* Records for this task *
==========

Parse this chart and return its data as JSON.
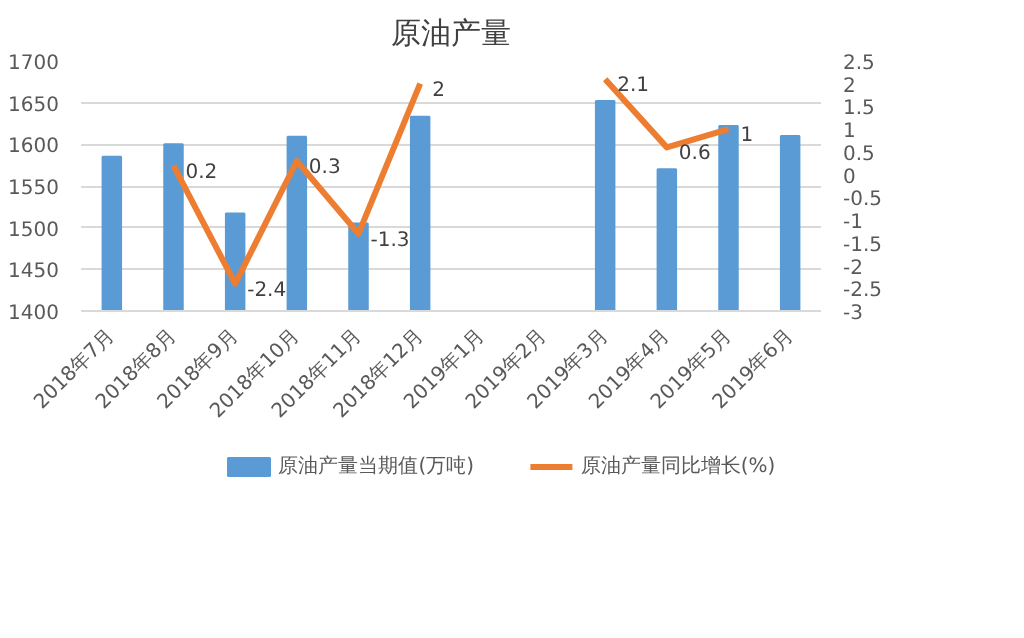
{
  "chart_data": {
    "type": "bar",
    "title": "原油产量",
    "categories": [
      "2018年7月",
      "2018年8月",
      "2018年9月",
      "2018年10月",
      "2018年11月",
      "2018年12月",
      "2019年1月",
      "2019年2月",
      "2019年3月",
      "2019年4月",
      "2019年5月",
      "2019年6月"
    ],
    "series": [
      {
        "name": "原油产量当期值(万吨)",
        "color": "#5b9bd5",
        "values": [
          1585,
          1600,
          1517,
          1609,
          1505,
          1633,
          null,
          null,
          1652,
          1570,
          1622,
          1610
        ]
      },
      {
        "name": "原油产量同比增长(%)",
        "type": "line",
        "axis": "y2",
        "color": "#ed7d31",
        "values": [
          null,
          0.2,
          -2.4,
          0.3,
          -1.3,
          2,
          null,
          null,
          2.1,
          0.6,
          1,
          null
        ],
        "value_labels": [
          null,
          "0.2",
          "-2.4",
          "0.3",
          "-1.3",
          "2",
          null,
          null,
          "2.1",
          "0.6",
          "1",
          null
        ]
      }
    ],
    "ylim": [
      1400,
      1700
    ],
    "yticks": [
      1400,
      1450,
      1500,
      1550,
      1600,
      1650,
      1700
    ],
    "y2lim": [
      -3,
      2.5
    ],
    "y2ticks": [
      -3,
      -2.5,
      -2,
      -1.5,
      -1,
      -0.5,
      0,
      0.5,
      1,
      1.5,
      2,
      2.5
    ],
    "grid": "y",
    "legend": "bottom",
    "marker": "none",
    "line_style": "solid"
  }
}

==========

Copy every line above word for word and exclude the pictures.

Parse this chart and return its data as JSON.
{
  "chart_data": {
    "type": "bar",
    "title": "原油产量",
    "categories": [
      "2018年7月",
      "2018年8月",
      "2018年9月",
      "2018年10月",
      "2018年11月",
      "2018年12月",
      "2019年1月",
      "2019年2月",
      "2019年3月",
      "2019年4月",
      "2019年5月",
      "2019年6月"
    ],
    "series": [
      {
        "name": "原油产量当期值(万吨)",
        "color": "#5b9bd5",
        "values": [
          1585,
          1600,
          1517,
          1609,
          1505,
          1633,
          null,
          null,
          1652,
          1570,
          1622,
          1610
        ]
      },
      {
        "name": "原油产量同比增长(%)",
        "type": "line",
        "axis": "y2",
        "color": "#ed7d31",
        "values": [
          null,
          0.2,
          -2.4,
          0.3,
          -1.3,
          2,
          null,
          null,
          2.1,
          0.6,
          1,
          null
        ],
        "value_labels": [
          null,
          "0.2",
          "-2.4",
          "0.3",
          "-1.3",
          "2",
          null,
          null,
          "2.1",
          "0.6",
          "1",
          null
        ]
      }
    ],
    "ylim": [
      1400,
      1700
    ],
    "yticks": [
      1400,
      1450,
      1500,
      1550,
      1600,
      1650,
      1700
    ],
    "y2lim": [
      -3,
      2.5
    ],
    "y2ticks": [
      -3,
      -2.5,
      -2,
      -1.5,
      -1,
      -0.5,
      0,
      0.5,
      1,
      1.5,
      2,
      2.5
    ],
    "grid": "y",
    "legend": "bottom",
    "marker": "none",
    "line_style": "solid"
  }
}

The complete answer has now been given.